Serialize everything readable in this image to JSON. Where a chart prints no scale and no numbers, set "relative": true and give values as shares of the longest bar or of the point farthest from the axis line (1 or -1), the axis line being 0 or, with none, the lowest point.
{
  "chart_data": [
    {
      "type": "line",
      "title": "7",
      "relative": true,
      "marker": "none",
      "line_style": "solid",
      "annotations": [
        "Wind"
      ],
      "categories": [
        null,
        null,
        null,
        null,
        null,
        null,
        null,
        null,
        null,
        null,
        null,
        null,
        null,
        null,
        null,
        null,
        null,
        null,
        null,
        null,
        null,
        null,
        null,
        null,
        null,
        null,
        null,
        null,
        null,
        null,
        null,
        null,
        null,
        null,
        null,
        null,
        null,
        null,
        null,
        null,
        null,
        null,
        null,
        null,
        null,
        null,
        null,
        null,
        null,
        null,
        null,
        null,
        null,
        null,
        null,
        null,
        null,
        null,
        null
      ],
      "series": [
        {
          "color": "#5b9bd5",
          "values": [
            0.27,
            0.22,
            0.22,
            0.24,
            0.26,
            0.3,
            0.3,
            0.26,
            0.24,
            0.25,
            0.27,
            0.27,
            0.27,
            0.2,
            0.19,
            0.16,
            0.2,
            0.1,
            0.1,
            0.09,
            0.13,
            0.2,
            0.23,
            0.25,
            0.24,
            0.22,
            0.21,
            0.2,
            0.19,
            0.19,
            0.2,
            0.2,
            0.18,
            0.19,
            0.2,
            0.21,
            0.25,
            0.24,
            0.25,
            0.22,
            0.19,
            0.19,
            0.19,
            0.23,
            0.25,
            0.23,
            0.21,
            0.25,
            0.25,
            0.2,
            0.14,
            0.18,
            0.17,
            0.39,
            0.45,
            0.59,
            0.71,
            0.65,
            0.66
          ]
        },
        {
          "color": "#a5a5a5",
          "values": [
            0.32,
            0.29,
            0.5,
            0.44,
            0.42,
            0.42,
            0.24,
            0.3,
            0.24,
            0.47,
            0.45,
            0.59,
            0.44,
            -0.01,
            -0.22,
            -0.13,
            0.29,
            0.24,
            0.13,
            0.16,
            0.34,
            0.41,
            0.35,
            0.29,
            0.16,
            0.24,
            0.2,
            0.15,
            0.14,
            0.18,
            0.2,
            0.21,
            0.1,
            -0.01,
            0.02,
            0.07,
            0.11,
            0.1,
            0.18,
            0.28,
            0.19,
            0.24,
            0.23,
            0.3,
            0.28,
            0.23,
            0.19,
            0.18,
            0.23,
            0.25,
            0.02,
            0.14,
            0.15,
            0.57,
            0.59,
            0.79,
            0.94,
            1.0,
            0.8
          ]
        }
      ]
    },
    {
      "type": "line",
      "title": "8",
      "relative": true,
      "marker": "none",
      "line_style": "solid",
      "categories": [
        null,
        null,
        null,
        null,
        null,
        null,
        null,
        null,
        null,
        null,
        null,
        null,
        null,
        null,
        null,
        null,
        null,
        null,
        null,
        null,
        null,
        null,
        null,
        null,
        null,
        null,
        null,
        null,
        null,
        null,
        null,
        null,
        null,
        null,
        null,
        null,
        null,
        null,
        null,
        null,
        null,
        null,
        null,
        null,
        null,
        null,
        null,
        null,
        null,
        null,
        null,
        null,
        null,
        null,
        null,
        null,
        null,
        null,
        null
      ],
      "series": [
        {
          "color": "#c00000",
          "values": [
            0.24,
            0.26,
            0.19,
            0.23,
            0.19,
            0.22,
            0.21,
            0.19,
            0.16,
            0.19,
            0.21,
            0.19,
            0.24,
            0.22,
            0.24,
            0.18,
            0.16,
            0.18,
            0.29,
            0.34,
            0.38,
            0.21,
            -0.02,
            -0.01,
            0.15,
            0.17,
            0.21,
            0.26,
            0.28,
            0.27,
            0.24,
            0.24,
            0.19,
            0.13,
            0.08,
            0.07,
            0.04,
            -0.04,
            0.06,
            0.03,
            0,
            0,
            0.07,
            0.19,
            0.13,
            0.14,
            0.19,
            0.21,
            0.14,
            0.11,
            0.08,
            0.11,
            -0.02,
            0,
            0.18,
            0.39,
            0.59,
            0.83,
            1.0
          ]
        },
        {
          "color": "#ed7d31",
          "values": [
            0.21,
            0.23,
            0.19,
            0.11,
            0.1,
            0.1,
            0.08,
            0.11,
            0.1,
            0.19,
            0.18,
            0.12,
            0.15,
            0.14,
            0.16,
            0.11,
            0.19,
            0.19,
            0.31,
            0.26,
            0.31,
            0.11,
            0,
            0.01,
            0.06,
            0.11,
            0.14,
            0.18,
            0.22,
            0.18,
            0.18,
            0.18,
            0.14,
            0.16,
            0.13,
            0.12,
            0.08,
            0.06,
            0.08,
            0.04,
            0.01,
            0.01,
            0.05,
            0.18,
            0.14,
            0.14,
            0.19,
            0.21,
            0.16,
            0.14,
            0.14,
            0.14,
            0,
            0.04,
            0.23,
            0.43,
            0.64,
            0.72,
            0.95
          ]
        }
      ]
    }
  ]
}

::::

Write out the entries above word for word.

*Problem solution*
Serialize everything readable in this image to JSON. Where a chart prints no scale and no numbers, set "relative": true and give values as shares of the longest bar or of the point farthest from the axis line (1 or -1), the axis line being 0 or, with none, the lowest point.
{
  "chart_data": [
    {
      "type": "line",
      "title": "7",
      "relative": true,
      "marker": "none",
      "line_style": "solid",
      "annotations": [
        "Wind"
      ],
      "categories": [
        null,
        null,
        null,
        null,
        null,
        null,
        null,
        null,
        null,
        null,
        null,
        null,
        null,
        null,
        null,
        null,
        null,
        null,
        null,
        null,
        null,
        null,
        null,
        null,
        null,
        null,
        null,
        null,
        null,
        null,
        null,
        null,
        null,
        null,
        null,
        null,
        null,
        null,
        null,
        null,
        null,
        null,
        null,
        null,
        null,
        null,
        null,
        null,
        null,
        null,
        null,
        null,
        null,
        null,
        null,
        null,
        null,
        null,
        null
      ],
      "series": [
        {
          "color": "#5b9bd5",
          "values": [
            0.27,
            0.22,
            0.22,
            0.24,
            0.26,
            0.3,
            0.3,
            0.26,
            0.24,
            0.25,
            0.27,
            0.27,
            0.27,
            0.2,
            0.19,
            0.16,
            0.2,
            0.1,
            0.1,
            0.09,
            0.13,
            0.2,
            0.23,
            0.25,
            0.24,
            0.22,
            0.21,
            0.2,
            0.19,
            0.19,
            0.2,
            0.2,
            0.18,
            0.19,
            0.2,
            0.21,
            0.25,
            0.24,
            0.25,
            0.22,
            0.19,
            0.19,
            0.19,
            0.23,
            0.25,
            0.23,
            0.21,
            0.25,
            0.25,
            0.2,
            0.14,
            0.18,
            0.17,
            0.39,
            0.45,
            0.59,
            0.71,
            0.65,
            0.66
          ]
        },
        {
          "color": "#a5a5a5",
          "values": [
            0.32,
            0.29,
            0.5,
            0.44,
            0.42,
            0.42,
            0.24,
            0.3,
            0.24,
            0.47,
            0.45,
            0.59,
            0.44,
            -0.01,
            -0.22,
            -0.13,
            0.29,
            0.24,
            0.13,
            0.16,
            0.34,
            0.41,
            0.35,
            0.29,
            0.16,
            0.24,
            0.2,
            0.15,
            0.14,
            0.18,
            0.2,
            0.21,
            0.1,
            -0.01,
            0.02,
            0.07,
            0.11,
            0.1,
            0.18,
            0.28,
            0.19,
            0.24,
            0.23,
            0.3,
            0.28,
            0.23,
            0.19,
            0.18,
            0.23,
            0.25,
            0.02,
            0.14,
            0.15,
            0.57,
            0.59,
            0.79,
            0.94,
            1.0,
            0.8
          ]
        }
      ]
    },
    {
      "type": "line",
      "title": "8",
      "relative": true,
      "marker": "none",
      "line_style": "solid",
      "categories": [
        null,
        null,
        null,
        null,
        null,
        null,
        null,
        null,
        null,
        null,
        null,
        null,
        null,
        null,
        null,
        null,
        null,
        null,
        null,
        null,
        null,
        null,
        null,
        null,
        null,
        null,
        null,
        null,
        null,
        null,
        null,
        null,
        null,
        null,
        null,
        null,
        null,
        null,
        null,
        null,
        null,
        null,
        null,
        null,
        null,
        null,
        null,
        null,
        null,
        null,
        null,
        null,
        null,
        null,
        null,
        null,
        null,
        null,
        null
      ],
      "series": [
        {
          "color": "#c00000",
          "values": [
            0.24,
            0.26,
            0.19,
            0.23,
            0.19,
            0.22,
            0.21,
            0.19,
            0.16,
            0.19,
            0.21,
            0.19,
            0.24,
            0.22,
            0.24,
            0.18,
            0.16,
            0.18,
            0.29,
            0.34,
            0.38,
            0.21,
            -0.02,
            -0.01,
            0.15,
            0.17,
            0.21,
            0.26,
            0.28,
            0.27,
            0.24,
            0.24,
            0.19,
            0.13,
            0.08,
            0.07,
            0.04,
            -0.04,
            0.06,
            0.03,
            0,
            0,
            0.07,
            0.19,
            0.13,
            0.14,
            0.19,
            0.21,
            0.14,
            0.11,
            0.08,
            0.11,
            -0.02,
            0,
            0.18,
            0.39,
            0.59,
            0.83,
            1.0
          ]
        },
        {
          "color": "#ed7d31",
          "values": [
            0.21,
            0.23,
            0.19,
            0.11,
            0.1,
            0.1,
            0.08,
            0.11,
            0.1,
            0.19,
            0.18,
            0.12,
            0.15,
            0.14,
            0.16,
            0.11,
            0.19,
            0.19,
            0.31,
            0.26,
            0.31,
            0.11,
            0,
            0.01,
            0.06,
            0.11,
            0.14,
            0.18,
            0.22,
            0.18,
            0.18,
            0.18,
            0.14,
            0.16,
            0.13,
            0.12,
            0.08,
            0.06,
            0.08,
            0.04,
            0.01,
            0.01,
            0.05,
            0.18,
            0.14,
            0.14,
            0.19,
            0.21,
            0.16,
            0.14,
            0.14,
            0.14,
            0,
            0.04,
            0.23,
            0.43,
            0.64,
            0.72,
            0.95
          ]
        }
      ]
    }
  ]
}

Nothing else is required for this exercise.